[Goal of the exercise]: Report how many lines in the records below contain the word "title". Give only the number.

──────────────────────────────

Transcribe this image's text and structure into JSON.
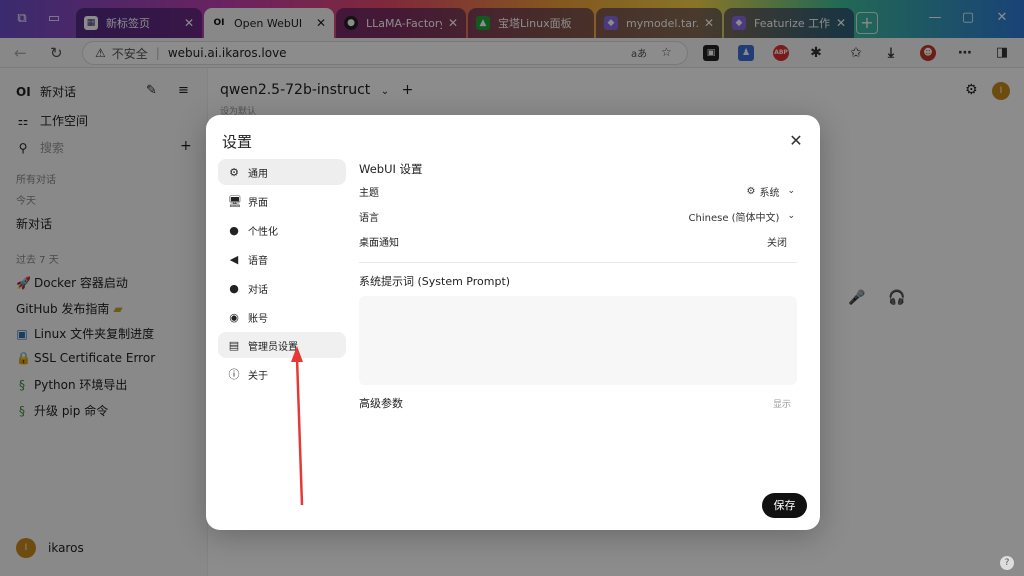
{
  "browser": {
    "tabs": [
      {
        "title": "新标签页"
      },
      {
        "title": "Open WebUI",
        "favicon": "OI"
      },
      {
        "title": "LLaMA-Factory/dat"
      },
      {
        "title": "宝塔Linux面板"
      },
      {
        "title": "mymodel.tar.zst"
      },
      {
        "title": "Featurize 工作区"
      }
    ],
    "new_tab": "+",
    "insecure_label": "不安全",
    "url": "webui.ai.ikaros.love",
    "read_aloud": "aあ"
  },
  "sidebar": {
    "logo": "OI",
    "new_chat": "新对话",
    "workspace": "工作空间",
    "search_placeholder": "搜索",
    "section_all": "所有对话",
    "section_today": "今天",
    "today_items": [
      "新对话"
    ],
    "section_7days": "过去 7 天",
    "past_items": [
      {
        "label": "Docker 容器启动",
        "icon": "rocket-icon"
      },
      {
        "label": "GitHub 发布指南",
        "icon": "folder-icon"
      },
      {
        "label": "Linux 文件夹复制进度",
        "icon": "terminal-icon"
      },
      {
        "label": "SSL Certificate Error",
        "icon": "lock-icon"
      },
      {
        "label": "Python 环境导出",
        "icon": "snake-icon"
      },
      {
        "label": "升级 pip 命令",
        "icon": "snake-icon"
      }
    ],
    "user_name": "ikaros",
    "user_initial": "I"
  },
  "header": {
    "model": "qwen2.5-72b-instruct",
    "set_default": "设为默认",
    "avatar_initial": "I"
  },
  "modal": {
    "title": "设置",
    "tabs": [
      {
        "label": "通用",
        "icon": "gear-icon"
      },
      {
        "label": "界面",
        "icon": "monitor-icon"
      },
      {
        "label": "个性化",
        "icon": "user-icon"
      },
      {
        "label": "语音",
        "icon": "speaker-icon"
      },
      {
        "label": "对话",
        "icon": "chat-icon"
      },
      {
        "label": "账号",
        "icon": "account-icon"
      },
      {
        "label": "管理员设置",
        "icon": "admin-card-icon"
      },
      {
        "label": "关于",
        "icon": "info-icon"
      }
    ],
    "webui_heading": "WebUI 设置",
    "theme_label": "主题",
    "theme_value": "系统",
    "language_label": "语言",
    "language_value": "Chinese (简体中文)",
    "notify_label": "桌面通知",
    "notify_value": "关闭",
    "system_prompt_label": "系统提示词 (System Prompt)",
    "system_prompt_value": "",
    "advanced_label": "高级参数",
    "advanced_toggle": "显示",
    "save_label": "保存"
  },
  "colors": {
    "arrow": "#e53935",
    "save_bg": "#111111",
    "overlay": "rgba(0,0,0,0.45)"
  }
}
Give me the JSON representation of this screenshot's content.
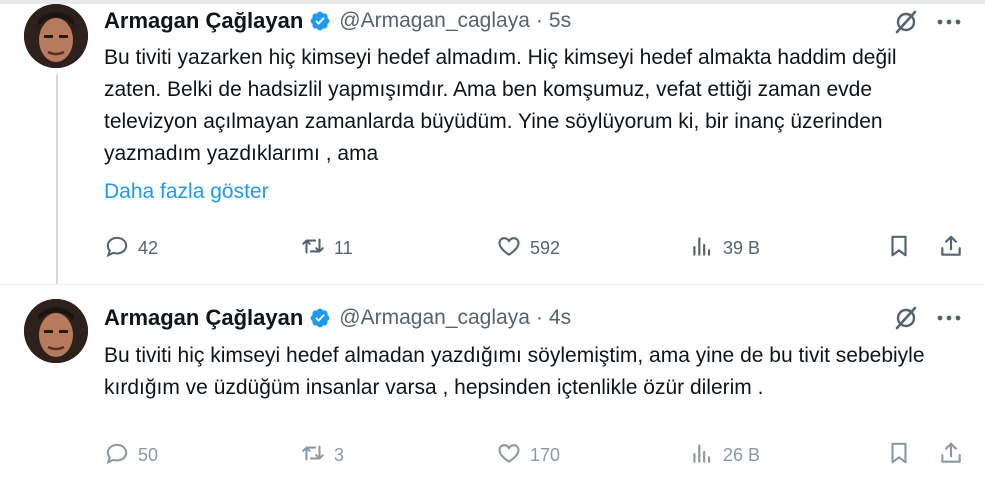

──────────────────────────────

[Exercise result]: 7